**Dataset excerpts:**

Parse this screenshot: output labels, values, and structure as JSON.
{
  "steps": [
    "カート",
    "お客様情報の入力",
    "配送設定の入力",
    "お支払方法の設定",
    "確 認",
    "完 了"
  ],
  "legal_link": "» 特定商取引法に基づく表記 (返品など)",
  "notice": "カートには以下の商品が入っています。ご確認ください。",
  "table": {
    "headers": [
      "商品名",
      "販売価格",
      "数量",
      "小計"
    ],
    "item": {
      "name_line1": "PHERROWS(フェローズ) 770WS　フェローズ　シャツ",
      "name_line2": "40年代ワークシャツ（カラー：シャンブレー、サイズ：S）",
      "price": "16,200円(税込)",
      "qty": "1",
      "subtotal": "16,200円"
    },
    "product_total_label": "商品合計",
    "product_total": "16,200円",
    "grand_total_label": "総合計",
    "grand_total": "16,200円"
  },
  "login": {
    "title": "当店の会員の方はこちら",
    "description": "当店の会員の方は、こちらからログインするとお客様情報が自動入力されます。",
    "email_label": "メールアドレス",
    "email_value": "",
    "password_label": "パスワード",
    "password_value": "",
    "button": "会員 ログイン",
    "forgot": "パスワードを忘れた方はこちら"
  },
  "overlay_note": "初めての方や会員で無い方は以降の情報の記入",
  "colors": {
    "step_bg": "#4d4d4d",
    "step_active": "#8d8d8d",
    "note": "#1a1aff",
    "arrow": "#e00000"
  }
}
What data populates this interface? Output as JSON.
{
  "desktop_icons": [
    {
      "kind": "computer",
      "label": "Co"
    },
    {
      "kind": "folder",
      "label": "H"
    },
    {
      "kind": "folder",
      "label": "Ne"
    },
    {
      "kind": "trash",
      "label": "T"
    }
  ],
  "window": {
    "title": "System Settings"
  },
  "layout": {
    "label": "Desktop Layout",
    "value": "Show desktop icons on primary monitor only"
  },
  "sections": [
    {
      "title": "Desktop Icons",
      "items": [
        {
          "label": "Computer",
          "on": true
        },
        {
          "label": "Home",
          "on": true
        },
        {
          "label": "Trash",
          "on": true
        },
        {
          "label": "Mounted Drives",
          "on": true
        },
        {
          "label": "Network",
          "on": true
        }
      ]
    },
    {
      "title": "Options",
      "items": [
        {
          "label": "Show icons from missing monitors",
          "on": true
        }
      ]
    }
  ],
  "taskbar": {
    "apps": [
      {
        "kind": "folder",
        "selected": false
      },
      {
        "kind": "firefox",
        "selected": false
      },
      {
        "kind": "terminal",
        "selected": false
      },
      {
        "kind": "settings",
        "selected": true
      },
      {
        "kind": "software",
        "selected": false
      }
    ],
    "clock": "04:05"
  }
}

**GOAL:** Repeat only the stretch of lines that begins at the line containing "What data populates" and ends at the last line above, both included.

**SOLUTION TO THIS PROBLEM:**
What data populates this interface? Output as JSON.
{
  "desktop_icons": [
    {
      "kind": "computer",
      "label": "Co"
    },
    {
      "kind": "folder",
      "label": "H"
    },
    {
      "kind": "folder",
      "label": "Ne"
    },
    {
      "kind": "trash",
      "label": "T"
    }
  ],
  "window": {
    "title": "System Settings"
  },
  "layout": {
    "label": "Desktop Layout",
    "value": "Show desktop icons on primary monitor only"
  },
  "sections": [
    {
      "title": "Desktop Icons",
      "items": [
        {
          "label": "Computer",
          "on": true
        },
        {
          "label": "Home",
          "on": true
        },
        {
          "label": "Trash",
          "on": true
        },
        {
          "label": "Mounted Drives",
          "on": true
        },
        {
          "label": "Network",
          "on": true
        }
      ]
    },
    {
      "title": "Options",
      "items": [
        {
          "label": "Show icons from missing monitors",
          "on": true
        }
      ]
    }
  ],
  "taskbar": {
    "apps": [
      {
        "kind": "folder",
        "selected": false
      },
      {
        "kind": "firefox",
        "selected": false
      },
      {
        "kind": "terminal",
        "selected": false
      },
      {
        "kind": "settings",
        "selected": true
      },
      {
        "kind": "software",
        "selected": false
      }
    ],
    "clock": "04:05"
  }
}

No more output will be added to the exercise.